-- INSTRUCTION --
Reproduce all the entries exactly and keep the pictures out.

....

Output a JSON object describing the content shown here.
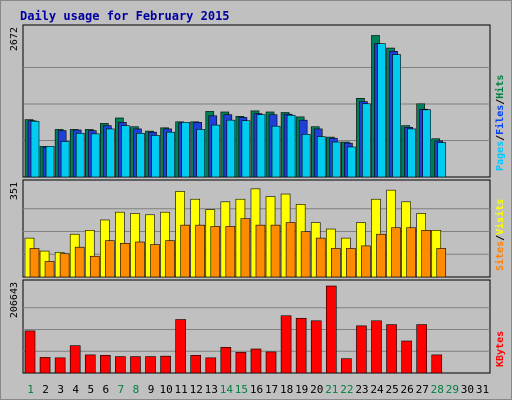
{
  "chart_data": {
    "type": "bar",
    "title": "Daily usage for February 2015",
    "categories": [
      "1",
      "2",
      "3",
      "4",
      "5",
      "6",
      "7",
      "8",
      "9",
      "10",
      "11",
      "12",
      "13",
      "14",
      "15",
      "16",
      "17",
      "18",
      "19",
      "20",
      "21",
      "22",
      "23",
      "24",
      "25",
      "26",
      "27",
      "28",
      "29",
      "30",
      "31"
    ],
    "weekend_days": [
      "1",
      "7",
      "8",
      "14",
      "15",
      "21",
      "22",
      "28",
      "29"
    ],
    "panels": [
      {
        "id": "hits",
        "max_label": "2672",
        "ylim": [
          0,
          2672
        ],
        "legend": [
          "Pages",
          "/",
          "Files",
          "/",
          "Hits"
        ],
        "legend_colors": [
          "#00c8ff",
          "#000000",
          "#0040ff",
          "#000000",
          "#008040"
        ],
        "series": [
          {
            "name": "Hits",
            "color": "#00805a",
            "values": [
              1050,
              560,
              870,
              870,
              870,
              980,
              1080,
              920,
              840,
              900,
              1010,
              1010,
              1200,
              1190,
              1110,
              1210,
              1190,
              1180,
              1100,
              920,
              730,
              640,
              1440,
              2590,
              2360,
              940,
              1340,
              700,
              null,
              null,
              null
            ]
          },
          {
            "name": "Files",
            "color": "#1f3fd8",
            "values": [
              1030,
              540,
              850,
              860,
              850,
              940,
              1000,
              880,
              820,
              880,
              990,
              1000,
              1120,
              1140,
              1090,
              1160,
              1140,
              1150,
              1040,
              880,
              710,
              620,
              1380,
              2440,
              2300,
              910,
              1240,
              660,
              null,
              null,
              null
            ]
          },
          {
            "name": "Pages",
            "color": "#00ccf0",
            "values": [
              1020,
              560,
              650,
              800,
              790,
              880,
              940,
              800,
              760,
              820,
              1000,
              870,
              950,
              1040,
              1030,
              1140,
              930,
              1130,
              780,
              740,
              640,
              550,
              1340,
              2440,
              2240,
              880,
              1230,
              630,
              null,
              null,
              null
            ]
          }
        ]
      },
      {
        "id": "visits",
        "max_label": "351",
        "ylim": [
          0,
          351
        ],
        "legend": [
          "Sites",
          "/",
          "Visits"
        ],
        "legend_colors": [
          "#ff8000",
          "#000000",
          "#ffff00"
        ],
        "series": [
          {
            "name": "Visits",
            "color": "#ffff00",
            "values": [
              150,
              100,
              95,
              165,
              180,
              220,
              250,
              245,
              240,
              250,
              330,
              300,
              260,
              290,
              300,
              340,
              310,
              320,
              280,
              210,
              185,
              150,
              210,
              300,
              335,
              290,
              245,
              180,
              null,
              null,
              null
            ]
          },
          {
            "name": "Sites",
            "color": "#ff8c00",
            "values": [
              110,
              60,
              90,
              115,
              80,
              140,
              130,
              135,
              125,
              140,
              200,
              200,
              195,
              195,
              225,
              200,
              200,
              210,
              175,
              150,
              110,
              110,
              120,
              165,
              190,
              190,
              180,
              110,
              null,
              null,
              null
            ]
          }
        ]
      },
      {
        "id": "kbytes",
        "max_label": "206643",
        "ylim": [
          0,
          206643
        ],
        "legend": [
          "KBytes"
        ],
        "legend_colors": [
          "#ff0000"
        ],
        "series": [
          {
            "name": "KBytes",
            "color": "#ff0000",
            "values": [
              100000,
              37000,
              36000,
              65000,
              43000,
              42000,
              39000,
              39000,
              39000,
              40000,
              127000,
              42000,
              36000,
              61000,
              49000,
              57000,
              50000,
              136000,
              130000,
              124000,
              206643,
              34000,
              112000,
              124000,
              115000,
              76000,
              115000,
              43000,
              null,
              null,
              null
            ]
          }
        ]
      }
    ]
  }
}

....

-- COMPLETE OUTPUT --
Output a JSON object describing the content shown here.
{
  "chart_data": {
    "type": "bar",
    "title": "Daily usage for February 2015",
    "categories": [
      "1",
      "2",
      "3",
      "4",
      "5",
      "6",
      "7",
      "8",
      "9",
      "10",
      "11",
      "12",
      "13",
      "14",
      "15",
      "16",
      "17",
      "18",
      "19",
      "20",
      "21",
      "22",
      "23",
      "24",
      "25",
      "26",
      "27",
      "28",
      "29",
      "30",
      "31"
    ],
    "weekend_days": [
      "1",
      "7",
      "8",
      "14",
      "15",
      "21",
      "22",
      "28",
      "29"
    ],
    "panels": [
      {
        "id": "hits",
        "max_label": "2672",
        "ylim": [
          0,
          2672
        ],
        "legend": [
          "Pages",
          "/",
          "Files",
          "/",
          "Hits"
        ],
        "legend_colors": [
          "#00c8ff",
          "#000000",
          "#0040ff",
          "#000000",
          "#008040"
        ],
        "series": [
          {
            "name": "Hits",
            "color": "#00805a",
            "values": [
              1050,
              560,
              870,
              870,
              870,
              980,
              1080,
              920,
              840,
              900,
              1010,
              1010,
              1200,
              1190,
              1110,
              1210,
              1190,
              1180,
              1100,
              920,
              730,
              640,
              1440,
              2590,
              2360,
              940,
              1340,
              700,
              null,
              null,
              null
            ]
          },
          {
            "name": "Files",
            "color": "#1f3fd8",
            "values": [
              1030,
              540,
              850,
              860,
              850,
              940,
              1000,
              880,
              820,
              880,
              990,
              1000,
              1120,
              1140,
              1090,
              1160,
              1140,
              1150,
              1040,
              880,
              710,
              620,
              1380,
              2440,
              2300,
              910,
              1240,
              660,
              null,
              null,
              null
            ]
          },
          {
            "name": "Pages",
            "color": "#00ccf0",
            "values": [
              1020,
              560,
              650,
              800,
              790,
              880,
              940,
              800,
              760,
              820,
              1000,
              870,
              950,
              1040,
              1030,
              1140,
              930,
              1130,
              780,
              740,
              640,
              550,
              1340,
              2440,
              2240,
              880,
              1230,
              630,
              null,
              null,
              null
            ]
          }
        ]
      },
      {
        "id": "visits",
        "max_label": "351",
        "ylim": [
          0,
          351
        ],
        "legend": [
          "Sites",
          "/",
          "Visits"
        ],
        "legend_colors": [
          "#ff8000",
          "#000000",
          "#ffff00"
        ],
        "series": [
          {
            "name": "Visits",
            "color": "#ffff00",
            "values": [
              150,
              100,
              95,
              165,
              180,
              220,
              250,
              245,
              240,
              250,
              330,
              300,
              260,
              290,
              300,
              340,
              310,
              320,
              280,
              210,
              185,
              150,
              210,
              300,
              335,
              290,
              245,
              180,
              null,
              null,
              null
            ]
          },
          {
            "name": "Sites",
            "color": "#ff8c00",
            "values": [
              110,
              60,
              90,
              115,
              80,
              140,
              130,
              135,
              125,
              140,
              200,
              200,
              195,
              195,
              225,
              200,
              200,
              210,
              175,
              150,
              110,
              110,
              120,
              165,
              190,
              190,
              180,
              110,
              null,
              null,
              null
            ]
          }
        ]
      },
      {
        "id": "kbytes",
        "max_label": "206643",
        "ylim": [
          0,
          206643
        ],
        "legend": [
          "KBytes"
        ],
        "legend_colors": [
          "#ff0000"
        ],
        "series": [
          {
            "name": "KBytes",
            "color": "#ff0000",
            "values": [
              100000,
              37000,
              36000,
              65000,
              43000,
              42000,
              39000,
              39000,
              39000,
              40000,
              127000,
              42000,
              36000,
              61000,
              49000,
              57000,
              50000,
              136000,
              130000,
              124000,
              206643,
              34000,
              112000,
              124000,
              115000,
              76000,
              115000,
              43000,
              null,
              null,
              null
            ]
          }
        ]
      }
    ]
  }
}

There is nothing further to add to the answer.